→ **DATASET EXTRACT**
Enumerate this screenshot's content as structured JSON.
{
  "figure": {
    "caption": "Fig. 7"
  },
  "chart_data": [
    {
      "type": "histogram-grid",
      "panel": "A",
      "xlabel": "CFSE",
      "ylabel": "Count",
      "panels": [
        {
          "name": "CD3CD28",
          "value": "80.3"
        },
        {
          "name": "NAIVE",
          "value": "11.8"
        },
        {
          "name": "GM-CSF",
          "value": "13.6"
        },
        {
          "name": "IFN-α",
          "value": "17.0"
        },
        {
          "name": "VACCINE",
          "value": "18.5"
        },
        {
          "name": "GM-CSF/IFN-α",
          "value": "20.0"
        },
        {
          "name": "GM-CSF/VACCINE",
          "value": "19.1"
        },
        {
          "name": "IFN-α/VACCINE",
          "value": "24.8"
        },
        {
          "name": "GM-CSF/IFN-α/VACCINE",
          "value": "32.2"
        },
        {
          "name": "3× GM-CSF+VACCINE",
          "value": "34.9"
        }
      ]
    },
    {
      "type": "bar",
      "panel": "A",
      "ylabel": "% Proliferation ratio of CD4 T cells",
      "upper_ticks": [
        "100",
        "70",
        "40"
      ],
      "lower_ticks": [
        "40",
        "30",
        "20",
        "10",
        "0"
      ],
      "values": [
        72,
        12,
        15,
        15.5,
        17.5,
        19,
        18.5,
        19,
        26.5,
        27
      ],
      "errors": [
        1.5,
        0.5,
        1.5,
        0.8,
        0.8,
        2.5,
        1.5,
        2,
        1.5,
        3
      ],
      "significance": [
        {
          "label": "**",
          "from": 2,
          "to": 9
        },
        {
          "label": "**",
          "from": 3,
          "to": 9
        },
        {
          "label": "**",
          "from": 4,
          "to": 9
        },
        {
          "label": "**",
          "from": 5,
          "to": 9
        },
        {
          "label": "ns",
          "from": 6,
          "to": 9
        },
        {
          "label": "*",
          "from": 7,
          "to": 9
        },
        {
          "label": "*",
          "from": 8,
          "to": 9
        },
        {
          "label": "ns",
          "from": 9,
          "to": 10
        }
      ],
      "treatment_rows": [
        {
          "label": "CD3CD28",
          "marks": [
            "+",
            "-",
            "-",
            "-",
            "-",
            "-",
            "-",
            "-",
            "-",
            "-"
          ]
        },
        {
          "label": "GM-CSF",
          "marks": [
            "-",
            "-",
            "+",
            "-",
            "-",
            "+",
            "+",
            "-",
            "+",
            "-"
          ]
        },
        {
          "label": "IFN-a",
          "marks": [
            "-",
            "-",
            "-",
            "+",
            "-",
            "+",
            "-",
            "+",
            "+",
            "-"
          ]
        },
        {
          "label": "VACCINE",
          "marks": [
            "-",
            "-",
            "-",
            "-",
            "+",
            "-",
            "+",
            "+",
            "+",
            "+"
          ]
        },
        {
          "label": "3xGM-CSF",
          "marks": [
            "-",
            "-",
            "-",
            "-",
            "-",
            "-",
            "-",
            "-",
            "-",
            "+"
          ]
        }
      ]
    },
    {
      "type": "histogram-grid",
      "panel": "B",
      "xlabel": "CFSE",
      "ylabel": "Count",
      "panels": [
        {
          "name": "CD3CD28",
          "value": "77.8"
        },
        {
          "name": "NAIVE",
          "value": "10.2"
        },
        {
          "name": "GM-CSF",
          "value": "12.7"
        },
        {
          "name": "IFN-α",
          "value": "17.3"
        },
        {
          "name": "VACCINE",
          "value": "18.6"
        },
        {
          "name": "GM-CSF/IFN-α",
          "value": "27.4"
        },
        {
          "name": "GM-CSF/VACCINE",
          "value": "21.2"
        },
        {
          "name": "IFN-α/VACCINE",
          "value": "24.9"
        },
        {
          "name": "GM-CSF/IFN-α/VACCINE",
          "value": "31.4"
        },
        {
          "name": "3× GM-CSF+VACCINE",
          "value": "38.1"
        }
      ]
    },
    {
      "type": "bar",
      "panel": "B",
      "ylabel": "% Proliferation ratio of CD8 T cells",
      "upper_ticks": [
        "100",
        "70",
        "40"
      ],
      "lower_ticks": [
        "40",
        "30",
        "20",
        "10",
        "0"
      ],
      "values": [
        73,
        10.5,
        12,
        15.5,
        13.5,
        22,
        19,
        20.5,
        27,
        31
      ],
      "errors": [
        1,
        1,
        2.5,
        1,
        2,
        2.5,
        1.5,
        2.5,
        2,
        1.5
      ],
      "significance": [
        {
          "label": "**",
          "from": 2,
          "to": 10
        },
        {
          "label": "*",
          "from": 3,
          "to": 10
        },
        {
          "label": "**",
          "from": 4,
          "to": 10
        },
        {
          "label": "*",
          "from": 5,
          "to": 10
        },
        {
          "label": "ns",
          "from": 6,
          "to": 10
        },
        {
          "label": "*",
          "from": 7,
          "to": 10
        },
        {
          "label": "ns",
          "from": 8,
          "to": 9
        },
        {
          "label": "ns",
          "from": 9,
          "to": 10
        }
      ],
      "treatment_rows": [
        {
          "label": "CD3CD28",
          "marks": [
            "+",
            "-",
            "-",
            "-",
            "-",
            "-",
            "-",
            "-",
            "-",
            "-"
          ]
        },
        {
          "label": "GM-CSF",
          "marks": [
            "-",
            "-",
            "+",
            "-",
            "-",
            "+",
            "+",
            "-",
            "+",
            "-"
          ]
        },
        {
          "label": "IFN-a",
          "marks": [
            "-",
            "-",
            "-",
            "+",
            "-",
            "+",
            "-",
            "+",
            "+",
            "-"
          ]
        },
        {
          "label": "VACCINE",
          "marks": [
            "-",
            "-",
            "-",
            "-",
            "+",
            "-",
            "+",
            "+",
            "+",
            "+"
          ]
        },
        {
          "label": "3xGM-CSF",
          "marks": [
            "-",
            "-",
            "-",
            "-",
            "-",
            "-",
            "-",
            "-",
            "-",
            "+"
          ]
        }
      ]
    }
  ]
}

→ **WHAT IS NEEDED**
Once you have read the records above, set every one of them down again exactly.

→ **EXERCISE OUTPUT**
Enumerate this screenshot's content as structured JSON.
{
  "figure": {
    "caption": "Fig. 7"
  },
  "chart_data": [
    {
      "type": "histogram-grid",
      "panel": "A",
      "xlabel": "CFSE",
      "ylabel": "Count",
      "panels": [
        {
          "name": "CD3CD28",
          "value": "80.3"
        },
        {
          "name": "NAIVE",
          "value": "11.8"
        },
        {
          "name": "GM-CSF",
          "value": "13.6"
        },
        {
          "name": "IFN-α",
          "value": "17.0"
        },
        {
          "name": "VACCINE",
          "value": "18.5"
        },
        {
          "name": "GM-CSF/IFN-α",
          "value": "20.0"
        },
        {
          "name": "GM-CSF/VACCINE",
          "value": "19.1"
        },
        {
          "name": "IFN-α/VACCINE",
          "value": "24.8"
        },
        {
          "name": "GM-CSF/IFN-α/VACCINE",
          "value": "32.2"
        },
        {
          "name": "3× GM-CSF+VACCINE",
          "value": "34.9"
        }
      ]
    },
    {
      "type": "bar",
      "panel": "A",
      "ylabel": "% Proliferation ratio of CD4 T cells",
      "upper_ticks": [
        "100",
        "70",
        "40"
      ],
      "lower_ticks": [
        "40",
        "30",
        "20",
        "10",
        "0"
      ],
      "values": [
        72,
        12,
        15,
        15.5,
        17.5,
        19,
        18.5,
        19,
        26.5,
        27
      ],
      "errors": [
        1.5,
        0.5,
        1.5,
        0.8,
        0.8,
        2.5,
        1.5,
        2,
        1.5,
        3
      ],
      "significance": [
        {
          "label": "**",
          "from": 2,
          "to": 9
        },
        {
          "label": "**",
          "from": 3,
          "to": 9
        },
        {
          "label": "**",
          "from": 4,
          "to": 9
        },
        {
          "label": "**",
          "from": 5,
          "to": 9
        },
        {
          "label": "ns",
          "from": 6,
          "to": 9
        },
        {
          "label": "*",
          "from": 7,
          "to": 9
        },
        {
          "label": "*",
          "from": 8,
          "to": 9
        },
        {
          "label": "ns",
          "from": 9,
          "to": 10
        }
      ],
      "treatment_rows": [
        {
          "label": "CD3CD28",
          "marks": [
            "+",
            "-",
            "-",
            "-",
            "-",
            "-",
            "-",
            "-",
            "-",
            "-"
          ]
        },
        {
          "label": "GM-CSF",
          "marks": [
            "-",
            "-",
            "+",
            "-",
            "-",
            "+",
            "+",
            "-",
            "+",
            "-"
          ]
        },
        {
          "label": "IFN-a",
          "marks": [
            "-",
            "-",
            "-",
            "+",
            "-",
            "+",
            "-",
            "+",
            "+",
            "-"
          ]
        },
        {
          "label": "VACCINE",
          "marks": [
            "-",
            "-",
            "-",
            "-",
            "+",
            "-",
            "+",
            "+",
            "+",
            "+"
          ]
        },
        {
          "label": "3xGM-CSF",
          "marks": [
            "-",
            "-",
            "-",
            "-",
            "-",
            "-",
            "-",
            "-",
            "-",
            "+"
          ]
        }
      ]
    },
    {
      "type": "histogram-grid",
      "panel": "B",
      "xlabel": "CFSE",
      "ylabel": "Count",
      "panels": [
        {
          "name": "CD3CD28",
          "value": "77.8"
        },
        {
          "name": "NAIVE",
          "value": "10.2"
        },
        {
          "name": "GM-CSF",
          "value": "12.7"
        },
        {
          "name": "IFN-α",
          "value": "17.3"
        },
        {
          "name": "VACCINE",
          "value": "18.6"
        },
        {
          "name": "GM-CSF/IFN-α",
          "value": "27.4"
        },
        {
          "name": "GM-CSF/VACCINE",
          "value": "21.2"
        },
        {
          "name": "IFN-α/VACCINE",
          "value": "24.9"
        },
        {
          "name": "GM-CSF/IFN-α/VACCINE",
          "value": "31.4"
        },
        {
          "name": "3× GM-CSF+VACCINE",
          "value": "38.1"
        }
      ]
    },
    {
      "type": "bar",
      "panel": "B",
      "ylabel": "% Proliferation ratio of CD8 T cells",
      "upper_ticks": [
        "100",
        "70",
        "40"
      ],
      "lower_ticks": [
        "40",
        "30",
        "20",
        "10",
        "0"
      ],
      "values": [
        73,
        10.5,
        12,
        15.5,
        13.5,
        22,
        19,
        20.5,
        27,
        31
      ],
      "errors": [
        1,
        1,
        2.5,
        1,
        2,
        2.5,
        1.5,
        2.5,
        2,
        1.5
      ],
      "significance": [
        {
          "label": "**",
          "from": 2,
          "to": 10
        },
        {
          "label": "*",
          "from": 3,
          "to": 10
        },
        {
          "label": "**",
          "from": 4,
          "to": 10
        },
        {
          "label": "*",
          "from": 5,
          "to": 10
        },
        {
          "label": "ns",
          "from": 6,
          "to": 10
        },
        {
          "label": "*",
          "from": 7,
          "to": 10
        },
        {
          "label": "ns",
          "from": 8,
          "to": 9
        },
        {
          "label": "ns",
          "from": 9,
          "to": 10
        }
      ],
      "treatment_rows": [
        {
          "label": "CD3CD28",
          "marks": [
            "+",
            "-",
            "-",
            "-",
            "-",
            "-",
            "-",
            "-",
            "-",
            "-"
          ]
        },
        {
          "label": "GM-CSF",
          "marks": [
            "-",
            "-",
            "+",
            "-",
            "-",
            "+",
            "+",
            "-",
            "+",
            "-"
          ]
        },
        {
          "label": "IFN-a",
          "marks": [
            "-",
            "-",
            "-",
            "+",
            "-",
            "+",
            "-",
            "+",
            "+",
            "-"
          ]
        },
        {
          "label": "VACCINE",
          "marks": [
            "-",
            "-",
            "-",
            "-",
            "+",
            "-",
            "+",
            "+",
            "+",
            "+"
          ]
        },
        {
          "label": "3xGM-CSF",
          "marks": [
            "-",
            "-",
            "-",
            "-",
            "-",
            "-",
            "-",
            "-",
            "-",
            "+"
          ]
        }
      ]
    }
  ]
}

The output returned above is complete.